» Set problem
Can you reproduce every line of the listing below verbatim, leaving out the pictures?

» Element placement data
════════════════════

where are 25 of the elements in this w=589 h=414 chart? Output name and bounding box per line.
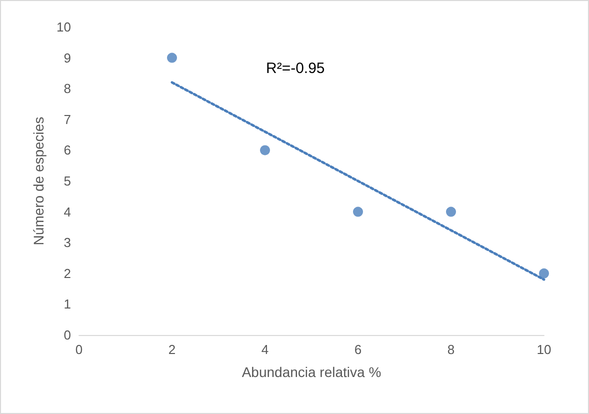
- y-tick-label: 9: [64, 50, 71, 66]
- y-tick-label: 2: [64, 266, 71, 281]
- point: [353, 206, 363, 217]
- y-tick-label: 1: [64, 296, 71, 312]
- y-tick-label: 10: [56, 20, 71, 34]
- point: [167, 52, 177, 63]
- y-tick-label: 5: [64, 174, 71, 188]
- y-tick-label: 0: [64, 328, 71, 342]
- y-tick-label: 3: [64, 235, 71, 250]
- x-axis-title: Abundancia relativa %: [242, 364, 382, 380]
- x-tick-label: 2: [168, 342, 176, 357]
- x-tick-label: 0: [75, 342, 83, 357]
- point: [260, 145, 270, 156]
- x-tick-label: 4: [261, 342, 269, 357]
- x-tick-label: 10: [536, 342, 552, 357]
- y-tick-label: 6: [64, 142, 71, 158]
- y-axis-title: Número de especies: [30, 116, 47, 246]
- y-tick-label: 4: [64, 204, 71, 220]
- x-tick-label: 6: [354, 342, 362, 357]
- annotation: R²=-0.95: [266, 60, 325, 77]
- y-tick-label: 8: [64, 81, 71, 96]
- point: [539, 268, 549, 278]
- point: [446, 206, 456, 217]
- y-tick-label: 7: [64, 112, 71, 127]
- x-tick-label: 8: [447, 342, 455, 357]
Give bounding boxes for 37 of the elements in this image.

════════════════════

» Final answer
where are 25 of the elements in this w=589 h=414 chart? Output name and bounding box per line.
- y-tick-label: 9: [64, 50, 71, 66]
- y-tick-label: 2: [64, 266, 71, 281]
- point: [353, 206, 363, 217]
- y-tick-label: 1: [64, 296, 71, 312]
- y-tick-label: 10: [56, 20, 71, 34]
- point: [167, 52, 177, 63]
- y-tick-label: 5: [64, 174, 71, 188]
- y-tick-label: 0: [64, 328, 71, 342]
- y-tick-label: 3: [64, 235, 71, 250]
- x-axis-title: Abundancia relativa %: [242, 364, 382, 380]
- x-tick-label: 2: [168, 342, 176, 357]
- x-tick-label: 0: [75, 342, 83, 357]
- point: [260, 145, 270, 156]
- x-tick-label: 4: [261, 342, 269, 357]
- x-tick-label: 10: [536, 342, 552, 357]
- y-tick-label: 6: [64, 142, 71, 158]
- y-axis-title: Número de especies: [30, 116, 47, 246]
- y-tick-label: 4: [64, 204, 71, 220]
- x-tick-label: 6: [354, 342, 362, 357]
- annotation: R²=-0.95: [266, 60, 325, 77]
- y-tick-label: 8: [64, 81, 71, 96]
- point: [539, 268, 549, 278]
- point: [446, 206, 456, 217]
- y-tick-label: 7: [64, 112, 71, 127]
- x-tick-label: 8: [447, 342, 455, 357]
Give bounding boxes for 37 of the elements in this image.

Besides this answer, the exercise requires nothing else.